* begin Data supplied *
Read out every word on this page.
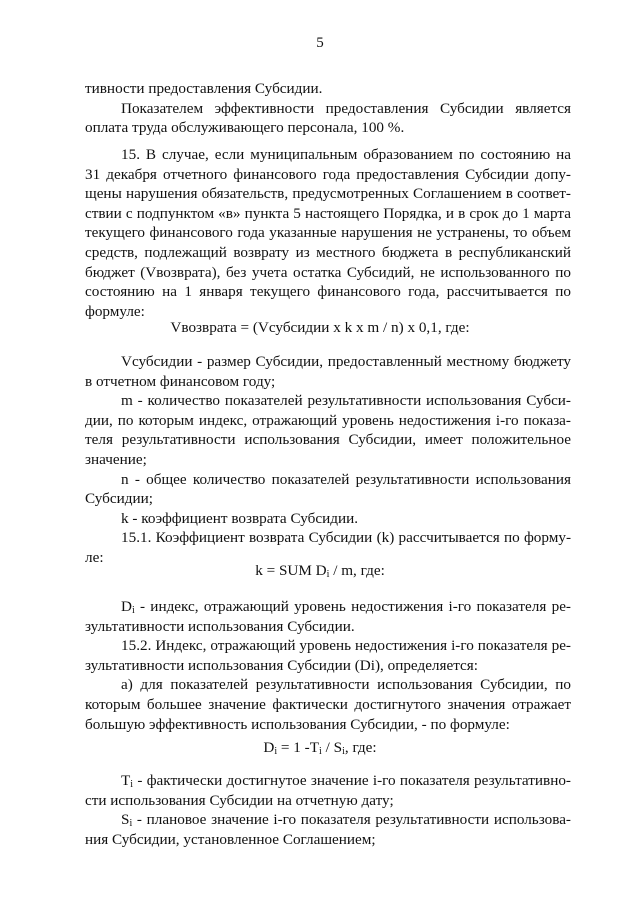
5
тивности предоставления Субсидии.
Показателем эффективности предоставления Субсидии является
оплата труда обслуживающего персонала, 100 %.
15. В случае, если муниципальным образованием по состоянию на
31 декабря отчетного финансового года предоставления Субсидии допу-
щены нарушения обязательств, предусмотренных Соглашением в соответ-
ствии с подпунктом «в» пункта 5 настоящего Порядка, и в срок до 1 марта
текущего финансового года указанные нарушения не устранены, то объем
средств, подлежащий возврату из местного бюджета в республиканский
бюджет (Vвозврата), без учета остатка Субсидий, не использованного по
состоянию на 1 января текущего финансового года, рассчитывается по
формуле:
Vвозврата = (Vсубсидии x k x m / n) x 0,1, где:
Vсубсидии - размер Субсидии, предоставленный местному бюджету
в отчетном финансовом году;
m - количество показателей результативности использования Субси-
дии, по которым индекс, отражающий уровень недостижения i-го показа-
теля результативности использования Субсидии, имеет положительное
значение;
n - общее количество показателей результативности использования
Субсидии;
k - коэффициент возврата Субсидии.
15.1. Коэффициент возврата Субсидии (k) рассчитывается по форму-
ле:
k = SUM $D_i$ / m, где:
$D_i$ - индекс, отражающий уровень недостижения i-го показателя ре-
зультативности использования Субсидии.
15.2. Индекс, отражающий уровень недостижения i-го показателя ре-
зультативности использования Субсидии (Di), определяется:
а) для показателей результативности использования Субсидии, по
которым большее значение фактически достигнутого значения отражает
большую эффективность использования Субсидии, - по формуле:
$D_i = 1$ $-T_i / S_i$, где:
$T_i$ - фактически достигнутое значение i-го показателя результативно-
сти использования Субсидии на отчетную дату;
$S_i$ - плановое значение i-го показателя результативности использова-
ния Субсидии, установленное Соглашением;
* end Data supplied *
Objective
Repeat the records above exactly, omitting every picture.

Result of the task
Read out every word on this page.
5
тивности предоставления Субсидии.
Показателем эффективности предоставления Субсидии является
оплата труда обслуживающего персонала, 100 %.
15. В случае, если муниципальным образованием по состоянию на
31 декабря отчетного финансового года предоставления Субсидии допу-
щены нарушения обязательств, предусмотренных Соглашением в соответ-
ствии с подпунктом «в» пункта 5 настоящего Порядка, и в срок до 1 марта
текущего финансового года указанные нарушения не устранены, то объем
средств, подлежащий возврату из местного бюджета в республиканский
бюджет (Vвозврата), без учета остатка Субсидий, не использованного по
состоянию на 1 января текущего финансового года, рассчитывается по
формуле:
Vвозврата = (Vсубсидии x k x m / n) x 0,1, где:
Vсубсидии - размер Субсидии, предоставленный местному бюджету
в отчетном финансовом году;
m - количество показателей результативности использования Субси-
дии, по которым индекс, отражающий уровень недостижения i-го показа-
теля результативности использования Субсидии, имеет положительное
значение;
n - общее количество показателей результативности использования
Субсидии;
k - коэффициент возврата Субсидии.
15.1. Коэффициент возврата Субсидии (k) рассчитывается по форму-
ле:
k = SUM $D_i$ / m, где:
$D_i$ - индекс, отражающий уровень недостижения i-го показателя ре-
зультативности использования Субсидии.
15.2. Индекс, отражающий уровень недостижения i-го показателя ре-
зультативности использования Субсидии (Di), определяется:
а) для показателей результативности использования Субсидии, по
которым большее значение фактически достигнутого значения отражает
большую эффективность использования Субсидии, - по формуле:
$D_i = 1$ $-T_i / S_i$, где:
$T_i$ - фактически достигнутое значение i-го показателя результативно-
сти использования Субсидии на отчетную дату;
$S_i$ - плановое значение i-го показателя результативности использова-
ния Субсидии, установленное Соглашением;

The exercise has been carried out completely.